Stated task 1: In the rows, begin at the line that has "Patent image size: (1159, 478)." and stop after the line that has "The modulation source 810 is at (802, 198).". Write those lines out again, replacing "block diagram" with "schematic" and leaving everything else unchanged.

Quoted text:
SASOL LIMITED: AUDITED FINANCIAL RESULTS FOR THE YEAR ENDED 30 JUNE 2025

JOHANNESBURG, Aug. 25, 2025 /PRNewswire/ -- Simon Baloyi, President and Chief Executive Officer, said: "This year's results reflect the decisive actions we are taking to reshape Sasol for the future. We contained cash fixed cost increases below inflation, optimised capital spend, generated higher free cash flow and strengthened our balance sheet. We are advancing our strategic initiatives to restore the Southern Africa value chain, reset International Chemicals, and deliver our growth and transform ambitions. However, the global environment remains complex and volatile."

Sasol is making encouraging progress on our key priorities communicated at Capital Markets Day 2025 despite a challenging macro and operating environment with free cash flow after tax, interest and capital expenditure increasing by 75% to R12,6 billion. Earnings (pre-tax) were supported by non-recurring items, including the Transnet net cash settlement of R4,3 billion and the reduction in the environmental rehabilitation provision of R2,9 billion, offset by lower unrealised gains of R2 billion from the translation of monetary assets and liabilities and revaluation of derivatives (compared to R4,7 billion the prior year). This improvement was further supported by management actions in line with our goal to deliver sustainable long-term value to our stakeholders.

(Stored data entries)
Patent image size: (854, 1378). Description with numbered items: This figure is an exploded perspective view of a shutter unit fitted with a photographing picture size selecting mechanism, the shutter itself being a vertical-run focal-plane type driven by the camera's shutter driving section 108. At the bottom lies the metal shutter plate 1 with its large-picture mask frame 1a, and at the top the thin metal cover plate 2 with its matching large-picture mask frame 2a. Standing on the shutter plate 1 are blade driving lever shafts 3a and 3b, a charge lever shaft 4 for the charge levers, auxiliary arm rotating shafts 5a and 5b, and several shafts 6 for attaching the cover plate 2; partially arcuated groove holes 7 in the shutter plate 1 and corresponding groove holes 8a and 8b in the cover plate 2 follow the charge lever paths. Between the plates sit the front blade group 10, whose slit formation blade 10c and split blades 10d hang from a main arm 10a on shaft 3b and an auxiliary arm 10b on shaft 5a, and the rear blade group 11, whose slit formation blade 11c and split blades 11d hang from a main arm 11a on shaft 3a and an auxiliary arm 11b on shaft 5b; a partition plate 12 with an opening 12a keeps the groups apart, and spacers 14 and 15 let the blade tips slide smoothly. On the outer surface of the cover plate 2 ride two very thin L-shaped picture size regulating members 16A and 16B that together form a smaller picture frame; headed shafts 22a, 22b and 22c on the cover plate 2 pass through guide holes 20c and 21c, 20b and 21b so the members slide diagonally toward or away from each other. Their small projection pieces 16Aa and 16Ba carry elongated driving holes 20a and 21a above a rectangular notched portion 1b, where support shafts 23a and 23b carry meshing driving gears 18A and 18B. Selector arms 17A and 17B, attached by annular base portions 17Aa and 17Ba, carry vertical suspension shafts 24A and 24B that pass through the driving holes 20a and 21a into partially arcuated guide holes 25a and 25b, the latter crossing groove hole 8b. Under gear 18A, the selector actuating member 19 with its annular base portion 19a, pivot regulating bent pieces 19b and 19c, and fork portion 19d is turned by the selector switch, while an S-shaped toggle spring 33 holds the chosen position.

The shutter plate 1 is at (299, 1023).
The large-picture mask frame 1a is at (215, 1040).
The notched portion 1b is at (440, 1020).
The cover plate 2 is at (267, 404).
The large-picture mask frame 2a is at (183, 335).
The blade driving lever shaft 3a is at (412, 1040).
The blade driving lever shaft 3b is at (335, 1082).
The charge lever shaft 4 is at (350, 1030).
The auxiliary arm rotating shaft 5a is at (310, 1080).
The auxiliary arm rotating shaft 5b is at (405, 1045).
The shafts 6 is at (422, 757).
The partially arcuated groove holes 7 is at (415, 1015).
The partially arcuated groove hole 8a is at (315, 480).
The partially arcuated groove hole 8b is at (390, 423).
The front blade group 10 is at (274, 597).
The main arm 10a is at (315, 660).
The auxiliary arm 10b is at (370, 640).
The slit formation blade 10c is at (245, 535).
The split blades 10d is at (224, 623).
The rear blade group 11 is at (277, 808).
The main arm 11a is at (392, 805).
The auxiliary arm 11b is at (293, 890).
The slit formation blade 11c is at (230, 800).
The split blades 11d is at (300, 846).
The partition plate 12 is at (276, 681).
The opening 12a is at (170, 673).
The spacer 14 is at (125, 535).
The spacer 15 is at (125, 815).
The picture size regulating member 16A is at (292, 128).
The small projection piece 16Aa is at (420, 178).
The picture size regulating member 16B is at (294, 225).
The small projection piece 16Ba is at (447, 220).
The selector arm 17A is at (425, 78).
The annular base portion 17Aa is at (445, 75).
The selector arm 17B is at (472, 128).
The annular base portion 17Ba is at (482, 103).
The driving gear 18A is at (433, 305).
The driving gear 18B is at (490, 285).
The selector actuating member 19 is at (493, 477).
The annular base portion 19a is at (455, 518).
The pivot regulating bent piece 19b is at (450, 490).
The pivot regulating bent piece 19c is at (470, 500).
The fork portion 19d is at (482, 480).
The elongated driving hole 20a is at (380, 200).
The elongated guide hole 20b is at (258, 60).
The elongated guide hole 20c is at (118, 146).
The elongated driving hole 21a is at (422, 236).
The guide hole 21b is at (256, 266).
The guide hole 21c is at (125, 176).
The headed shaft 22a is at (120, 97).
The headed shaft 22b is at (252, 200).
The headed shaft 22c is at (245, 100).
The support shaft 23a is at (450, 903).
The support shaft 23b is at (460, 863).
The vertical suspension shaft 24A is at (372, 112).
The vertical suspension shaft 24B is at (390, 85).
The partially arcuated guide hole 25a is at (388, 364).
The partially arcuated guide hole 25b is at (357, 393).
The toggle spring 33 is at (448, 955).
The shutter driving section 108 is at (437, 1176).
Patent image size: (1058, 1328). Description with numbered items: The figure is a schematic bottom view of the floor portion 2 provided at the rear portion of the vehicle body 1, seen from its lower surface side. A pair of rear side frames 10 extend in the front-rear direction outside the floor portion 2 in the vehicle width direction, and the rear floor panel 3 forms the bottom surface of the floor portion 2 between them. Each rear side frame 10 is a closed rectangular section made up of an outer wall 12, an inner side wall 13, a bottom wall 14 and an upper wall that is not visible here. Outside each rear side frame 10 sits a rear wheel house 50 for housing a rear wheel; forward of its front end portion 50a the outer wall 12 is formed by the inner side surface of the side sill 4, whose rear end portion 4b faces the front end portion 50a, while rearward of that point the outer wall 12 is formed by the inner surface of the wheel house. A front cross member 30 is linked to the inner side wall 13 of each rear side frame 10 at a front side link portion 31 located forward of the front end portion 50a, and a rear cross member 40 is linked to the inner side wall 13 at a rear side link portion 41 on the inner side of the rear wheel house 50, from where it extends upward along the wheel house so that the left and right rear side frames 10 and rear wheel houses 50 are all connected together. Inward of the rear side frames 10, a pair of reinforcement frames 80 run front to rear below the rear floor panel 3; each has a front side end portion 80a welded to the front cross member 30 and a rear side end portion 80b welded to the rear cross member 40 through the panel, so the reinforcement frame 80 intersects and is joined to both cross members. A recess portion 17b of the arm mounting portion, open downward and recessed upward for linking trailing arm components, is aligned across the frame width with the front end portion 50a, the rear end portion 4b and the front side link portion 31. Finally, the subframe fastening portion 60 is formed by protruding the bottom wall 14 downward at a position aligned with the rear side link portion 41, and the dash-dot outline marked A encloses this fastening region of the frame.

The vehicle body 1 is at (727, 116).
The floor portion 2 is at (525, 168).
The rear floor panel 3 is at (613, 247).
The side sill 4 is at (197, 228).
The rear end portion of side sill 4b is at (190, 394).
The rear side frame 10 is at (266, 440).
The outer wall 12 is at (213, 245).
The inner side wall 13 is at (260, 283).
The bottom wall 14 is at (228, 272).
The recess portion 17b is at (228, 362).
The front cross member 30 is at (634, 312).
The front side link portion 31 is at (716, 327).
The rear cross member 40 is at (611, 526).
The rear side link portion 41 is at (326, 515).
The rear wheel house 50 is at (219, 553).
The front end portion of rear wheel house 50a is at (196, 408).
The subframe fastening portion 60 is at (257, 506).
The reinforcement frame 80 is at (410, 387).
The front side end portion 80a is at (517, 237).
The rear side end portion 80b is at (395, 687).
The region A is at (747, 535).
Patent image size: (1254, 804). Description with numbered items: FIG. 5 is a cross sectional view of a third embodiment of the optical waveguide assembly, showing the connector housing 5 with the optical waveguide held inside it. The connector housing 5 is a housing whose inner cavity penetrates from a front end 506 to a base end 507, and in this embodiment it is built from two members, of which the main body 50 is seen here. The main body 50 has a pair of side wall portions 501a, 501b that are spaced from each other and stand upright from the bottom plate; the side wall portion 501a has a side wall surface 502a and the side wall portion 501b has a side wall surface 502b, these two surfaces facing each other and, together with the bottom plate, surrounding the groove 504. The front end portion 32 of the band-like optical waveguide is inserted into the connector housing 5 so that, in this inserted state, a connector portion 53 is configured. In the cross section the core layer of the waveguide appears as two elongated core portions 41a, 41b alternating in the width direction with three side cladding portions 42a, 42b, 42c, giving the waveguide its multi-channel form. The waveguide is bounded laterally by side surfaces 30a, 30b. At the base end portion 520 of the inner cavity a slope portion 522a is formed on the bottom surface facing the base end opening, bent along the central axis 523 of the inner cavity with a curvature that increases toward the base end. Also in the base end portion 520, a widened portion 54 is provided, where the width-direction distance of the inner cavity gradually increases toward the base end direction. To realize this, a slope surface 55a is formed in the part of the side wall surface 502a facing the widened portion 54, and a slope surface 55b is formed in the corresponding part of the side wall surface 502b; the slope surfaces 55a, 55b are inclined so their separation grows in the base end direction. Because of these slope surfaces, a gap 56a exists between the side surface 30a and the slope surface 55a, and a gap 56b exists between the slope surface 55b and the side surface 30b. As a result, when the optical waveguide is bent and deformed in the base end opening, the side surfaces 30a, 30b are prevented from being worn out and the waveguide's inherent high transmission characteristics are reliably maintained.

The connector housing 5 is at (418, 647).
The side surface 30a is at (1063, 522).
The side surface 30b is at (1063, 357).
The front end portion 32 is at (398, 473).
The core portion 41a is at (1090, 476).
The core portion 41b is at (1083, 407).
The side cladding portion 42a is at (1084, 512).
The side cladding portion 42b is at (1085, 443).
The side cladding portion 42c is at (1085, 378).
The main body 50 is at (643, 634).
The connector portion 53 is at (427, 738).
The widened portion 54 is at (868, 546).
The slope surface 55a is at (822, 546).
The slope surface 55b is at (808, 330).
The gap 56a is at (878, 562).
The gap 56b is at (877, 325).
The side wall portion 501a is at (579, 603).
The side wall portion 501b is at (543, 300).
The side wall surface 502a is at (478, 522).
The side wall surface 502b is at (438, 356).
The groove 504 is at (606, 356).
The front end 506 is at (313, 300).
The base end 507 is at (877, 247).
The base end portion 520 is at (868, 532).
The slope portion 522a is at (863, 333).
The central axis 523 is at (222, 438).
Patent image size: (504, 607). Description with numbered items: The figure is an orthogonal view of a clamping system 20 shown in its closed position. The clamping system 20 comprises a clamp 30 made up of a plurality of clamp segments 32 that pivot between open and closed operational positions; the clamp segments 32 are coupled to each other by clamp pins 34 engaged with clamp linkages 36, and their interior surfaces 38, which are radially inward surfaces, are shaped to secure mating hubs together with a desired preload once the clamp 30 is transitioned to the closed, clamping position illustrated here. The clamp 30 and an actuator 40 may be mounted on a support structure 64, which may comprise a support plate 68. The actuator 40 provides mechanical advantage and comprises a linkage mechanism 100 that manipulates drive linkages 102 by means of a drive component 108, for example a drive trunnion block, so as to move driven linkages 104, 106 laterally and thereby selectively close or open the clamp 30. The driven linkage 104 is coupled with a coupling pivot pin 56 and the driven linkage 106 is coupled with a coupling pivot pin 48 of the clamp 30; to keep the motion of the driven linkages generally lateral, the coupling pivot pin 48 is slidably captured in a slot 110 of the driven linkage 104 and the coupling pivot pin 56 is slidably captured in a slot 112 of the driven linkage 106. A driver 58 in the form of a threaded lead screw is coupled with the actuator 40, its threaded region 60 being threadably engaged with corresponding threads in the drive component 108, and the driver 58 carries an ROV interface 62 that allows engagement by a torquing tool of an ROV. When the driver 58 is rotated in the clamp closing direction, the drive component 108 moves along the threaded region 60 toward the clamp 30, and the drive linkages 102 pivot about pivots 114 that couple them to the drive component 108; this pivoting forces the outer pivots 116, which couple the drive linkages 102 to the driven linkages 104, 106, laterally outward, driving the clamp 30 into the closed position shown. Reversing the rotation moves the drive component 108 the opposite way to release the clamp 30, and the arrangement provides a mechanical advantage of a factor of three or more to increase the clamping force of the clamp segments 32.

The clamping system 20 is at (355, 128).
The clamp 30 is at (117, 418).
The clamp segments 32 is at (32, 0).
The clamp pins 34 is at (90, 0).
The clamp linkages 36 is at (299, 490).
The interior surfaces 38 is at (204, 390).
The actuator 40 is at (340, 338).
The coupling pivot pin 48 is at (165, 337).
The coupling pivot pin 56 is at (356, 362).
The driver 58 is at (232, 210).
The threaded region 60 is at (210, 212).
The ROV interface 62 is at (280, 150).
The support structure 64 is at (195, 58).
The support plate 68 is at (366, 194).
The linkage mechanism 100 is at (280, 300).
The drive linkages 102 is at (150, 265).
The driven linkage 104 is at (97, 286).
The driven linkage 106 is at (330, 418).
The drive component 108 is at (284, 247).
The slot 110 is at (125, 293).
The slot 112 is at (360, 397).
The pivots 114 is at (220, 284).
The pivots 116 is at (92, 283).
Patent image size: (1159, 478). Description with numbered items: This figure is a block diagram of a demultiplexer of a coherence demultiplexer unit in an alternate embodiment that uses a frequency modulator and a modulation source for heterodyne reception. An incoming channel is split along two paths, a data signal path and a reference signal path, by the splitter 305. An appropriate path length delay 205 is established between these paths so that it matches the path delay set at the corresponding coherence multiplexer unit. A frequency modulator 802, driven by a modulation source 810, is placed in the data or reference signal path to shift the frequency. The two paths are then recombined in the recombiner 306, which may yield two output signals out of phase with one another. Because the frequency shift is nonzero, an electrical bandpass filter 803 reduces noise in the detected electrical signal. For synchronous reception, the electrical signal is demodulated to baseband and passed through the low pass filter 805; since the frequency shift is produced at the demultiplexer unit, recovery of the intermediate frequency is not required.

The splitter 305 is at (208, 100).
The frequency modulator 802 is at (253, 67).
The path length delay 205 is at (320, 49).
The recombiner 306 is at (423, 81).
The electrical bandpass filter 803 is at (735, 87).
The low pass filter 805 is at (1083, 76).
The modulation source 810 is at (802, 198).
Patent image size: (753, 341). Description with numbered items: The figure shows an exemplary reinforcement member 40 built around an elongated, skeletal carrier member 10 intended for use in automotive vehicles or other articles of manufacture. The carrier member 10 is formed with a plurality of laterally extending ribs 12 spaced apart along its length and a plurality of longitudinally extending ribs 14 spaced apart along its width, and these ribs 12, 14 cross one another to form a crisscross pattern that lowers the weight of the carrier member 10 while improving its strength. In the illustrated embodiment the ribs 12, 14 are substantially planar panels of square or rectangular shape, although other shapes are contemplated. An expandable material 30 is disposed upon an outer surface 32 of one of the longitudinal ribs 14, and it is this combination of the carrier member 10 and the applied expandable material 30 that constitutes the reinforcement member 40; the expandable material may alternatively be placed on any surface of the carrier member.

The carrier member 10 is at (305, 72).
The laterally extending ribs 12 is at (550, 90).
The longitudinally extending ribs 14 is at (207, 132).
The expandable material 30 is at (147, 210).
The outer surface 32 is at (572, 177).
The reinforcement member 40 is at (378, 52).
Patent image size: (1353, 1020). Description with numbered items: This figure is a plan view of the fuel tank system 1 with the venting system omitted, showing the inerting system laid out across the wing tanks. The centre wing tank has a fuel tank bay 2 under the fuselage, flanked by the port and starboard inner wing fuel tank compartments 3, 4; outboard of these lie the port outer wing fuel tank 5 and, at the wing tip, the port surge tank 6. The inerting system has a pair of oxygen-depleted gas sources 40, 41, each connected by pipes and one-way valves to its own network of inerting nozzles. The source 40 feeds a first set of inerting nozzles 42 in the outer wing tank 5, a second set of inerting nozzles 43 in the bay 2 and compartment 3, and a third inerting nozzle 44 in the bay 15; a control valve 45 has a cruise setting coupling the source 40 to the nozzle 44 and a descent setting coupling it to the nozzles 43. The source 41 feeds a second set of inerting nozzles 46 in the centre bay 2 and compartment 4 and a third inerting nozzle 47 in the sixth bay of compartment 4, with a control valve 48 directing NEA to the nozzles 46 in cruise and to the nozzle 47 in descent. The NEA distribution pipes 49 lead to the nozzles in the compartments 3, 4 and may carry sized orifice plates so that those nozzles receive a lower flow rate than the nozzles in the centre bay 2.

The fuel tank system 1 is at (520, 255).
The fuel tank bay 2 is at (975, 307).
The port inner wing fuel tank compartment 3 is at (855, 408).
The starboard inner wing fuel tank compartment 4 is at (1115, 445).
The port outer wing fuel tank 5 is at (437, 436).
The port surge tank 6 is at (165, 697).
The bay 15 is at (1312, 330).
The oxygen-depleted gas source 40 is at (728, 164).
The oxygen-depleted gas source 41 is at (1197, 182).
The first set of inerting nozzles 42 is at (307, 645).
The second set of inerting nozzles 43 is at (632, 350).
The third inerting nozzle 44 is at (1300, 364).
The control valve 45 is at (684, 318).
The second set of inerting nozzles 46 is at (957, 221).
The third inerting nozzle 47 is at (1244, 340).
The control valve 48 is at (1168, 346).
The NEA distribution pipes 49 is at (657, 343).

Stated task 2: According to the Sasol results announcement, what supported pre-tax earnings for the year, and what offset that support?

Expected answer 1:
Patent image size: (1159, 478). Description with numbered items: This figure is a schematic of a demultiplexer of a coherence demultiplexer unit in an alternate embodiment that uses a frequency modulator and a modulation source for heterodyne reception. An incoming channel is split along two paths, a data signal path and a reference signal path, by the splitter 305. An appropriate path length delay 205 is established between these paths so that it matches the path delay set at the corresponding coherence multiplexer unit. A frequency modulator 802, driven by a modulation source 810, is placed in the data or reference signal path to shift the frequency. The two paths are then recombined in the recombiner 306, which may yield two output signals out of phase with one another. Because the frequency shift is nonzero, an electrical bandpass filter 803 reduces noise in the detected electrical signal. For synchronous reception, the electrical signal is demodulated to baseband and passed through the low pass filter 805; since the frequency shift is produced at the demultiplexer unit, recovery of the intermediate frequency is not required.

The splitter 305 is at (208, 100).
The frequency modulator 802 is at (253, 67).
The path length delay 205 is at (320, 49).
The recombiner 306 is at (423, 81).
The electrical bandpass filter 803 is at (735, 87).
The low pass filter 805 is at (1083, 76).
The modulation source 810 is at (802, 198).

Expected answer 2: Pre-tax earnings were supported by non-recurring items: the Transnet net cash settlement of R4,3 billion and a R2,9 billion reduction in the environmental rehabilitation provision. This was offset by lower unrealised gains of R2 billion from the translation of monetary assets and liabilities and the revaluation of derivatives, compared with R4,7 billion the prior year. Management actions aimed at delivering sustainable long-term value also supported the improvement.